PROBLEM STATEMENT: Drop the images; return everything else in the listing below exactly.

RECORDS SUPPLIED:
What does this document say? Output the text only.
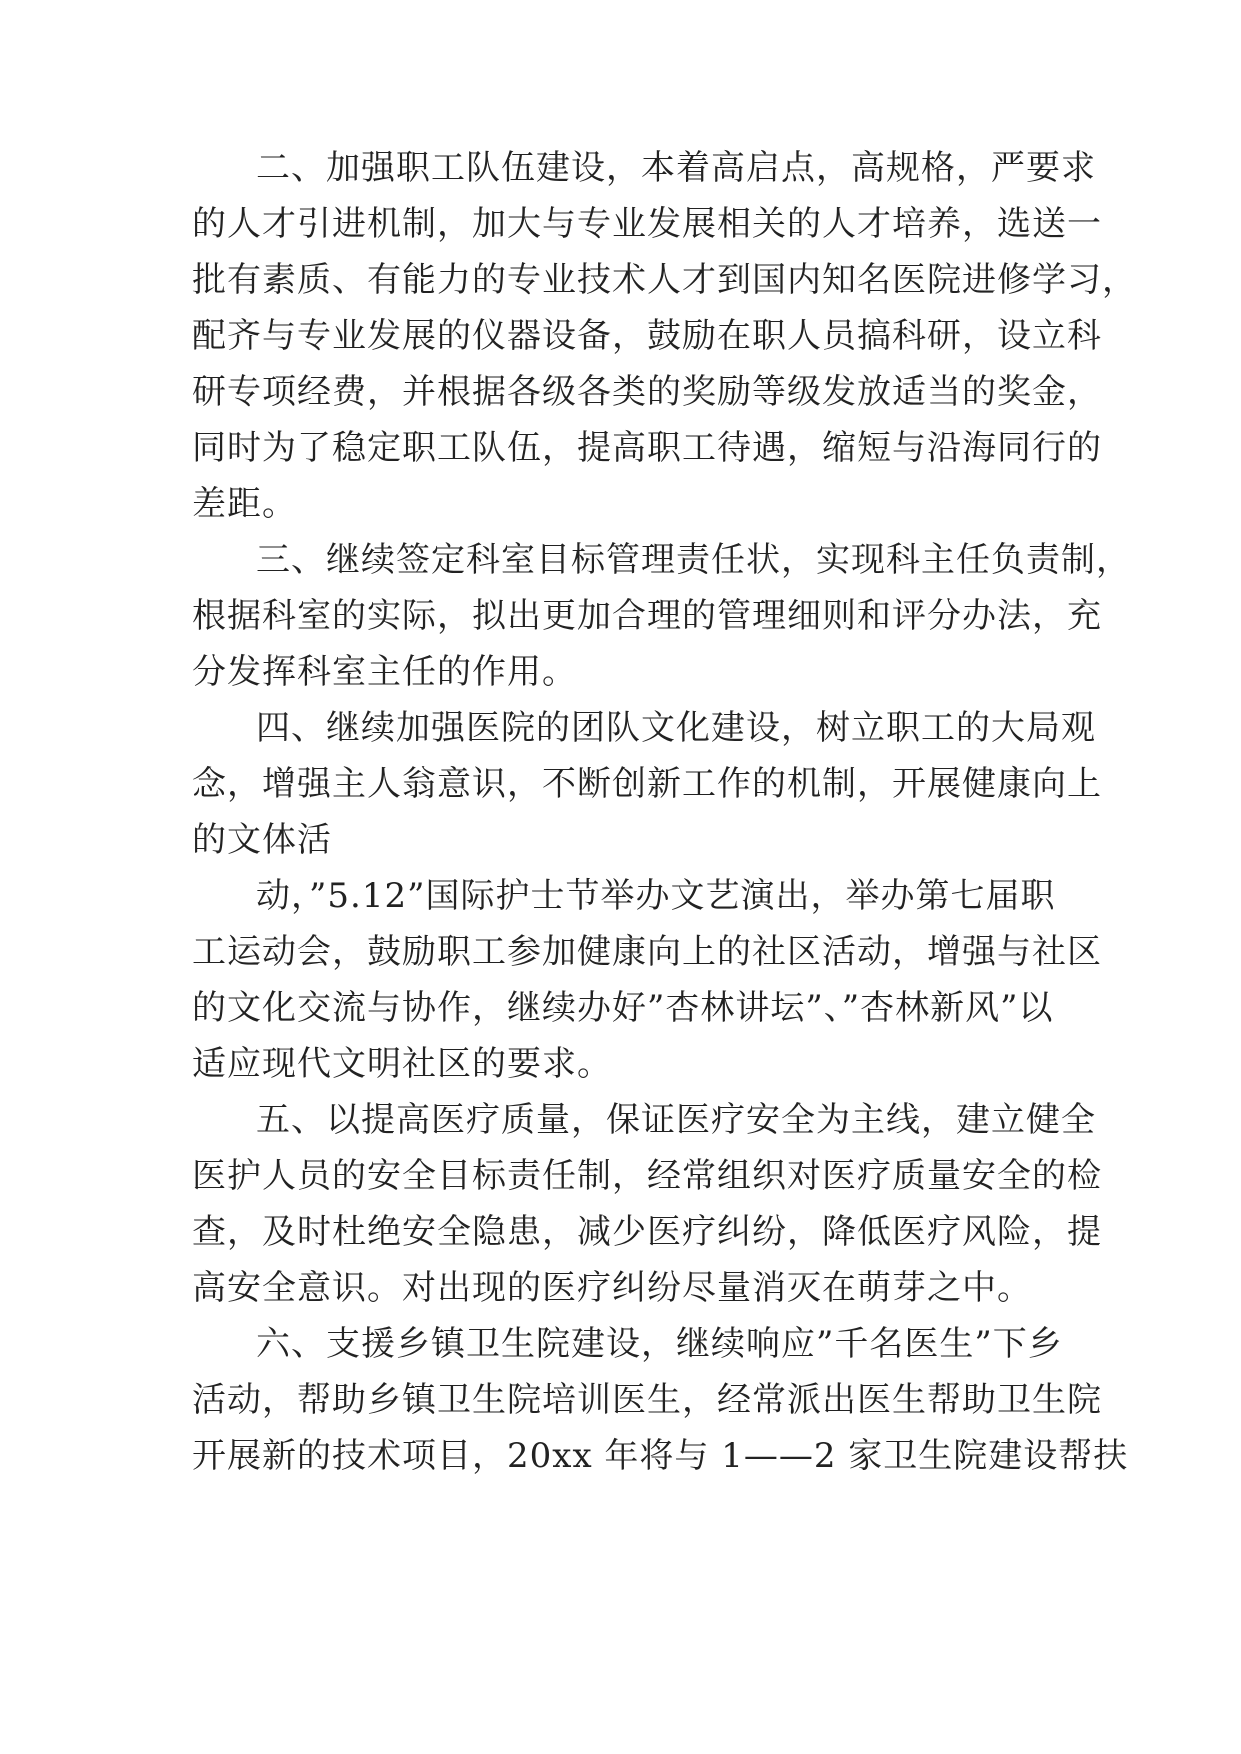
二、加强职工队伍建设，本着高启点，高规格，严要求
的人才引进机制，加大与专业发展相关的人才培养，选送一
批有素质、有能力的专业技术人才到国内知名医院进修学习，
配齐与专业发展的仪器设备，鼓励在职人员搞科研，设立科
研专项经费，并根据各级各类的奖励等级发放适当的奖金，
同时为了稳定职工队伍，提高职工待遇，缩短与沿海同行的
差距。
三、继续签定科室目标管理责任状，实现科主任负责制，
根据科室的实际，拟出更加合理的管理细则和评分办法，充
分发挥科室主任的作用。
四、继续加强医院的团队文化建设，树立职工的大局观
念，增强主人翁意识，不断创新工作的机制，开展健康向上
的文体活
动，”5.12”国际护士节举办文艺演出，举办第七届职
工运动会，鼓励职工参加健康向上的社区活动，增强与社区
的文化交流与协作，继续办好”杏林讲坛”、”杏林新风”以
适应现代文明社区的要求。
五、以提高医疗质量，保证医疗安全为主线，建立健全
医护人员的安全目标责任制，经常组织对医疗质量安全的检
查，及时杜绝安全隐患，减少医疗纠纷，降低医疗风险，提
高安全意识。对出现的医疗纠纷尽量消灭在萌芽之中。
六、支援乡镇卫生院建设，继续响应”千名医生”下乡
活动，帮助乡镇卫生院培训医生，经常派出医生帮助卫生院
开展新的技术项目，20xx 年将与 1——2 家卫生院建设帮扶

SOLUTION FOR THIS PROBLEM:
What does this document say? Output the text only.
二、加强职工队伍建设，本着高启点，高规格，严要求
的人才引进机制，加大与专业发展相关的人才培养，选送一
批有素质、有能力的专业技术人才到国内知名医院进修学习，
配齐与专业发展的仪器设备，鼓励在职人员搞科研，设立科
研专项经费，并根据各级各类的奖励等级发放适当的奖金，
同时为了稳定职工队伍，提高职工待遇，缩短与沿海同行的
差距。
三、继续签定科室目标管理责任状，实现科主任负责制，
根据科室的实际，拟出更加合理的管理细则和评分办法，充
分发挥科室主任的作用。
四、继续加强医院的团队文化建设，树立职工的大局观
念，增强主人翁意识，不断创新工作的机制，开展健康向上
的文体活
动，”5.12”国际护士节举办文艺演出，举办第七届职
工运动会，鼓励职工参加健康向上的社区活动，增强与社区
的文化交流与协作，继续办好”杏林讲坛”、”杏林新风”以
适应现代文明社区的要求。
五、以提高医疗质量，保证医疗安全为主线，建立健全
医护人员的安全目标责任制，经常组织对医疗质量安全的检
查，及时杜绝安全隐患，减少医疗纠纷，降低医疗风险，提
高安全意识。对出现的医疗纠纷尽量消灭在萌芽之中。
六、支援乡镇卫生院建设，继续响应”千名医生”下乡
活动，帮助乡镇卫生院培训医生，经常派出医生帮助卫生院
开展新的技术项目，20xx 年将与 1——2 家卫生院建设帮扶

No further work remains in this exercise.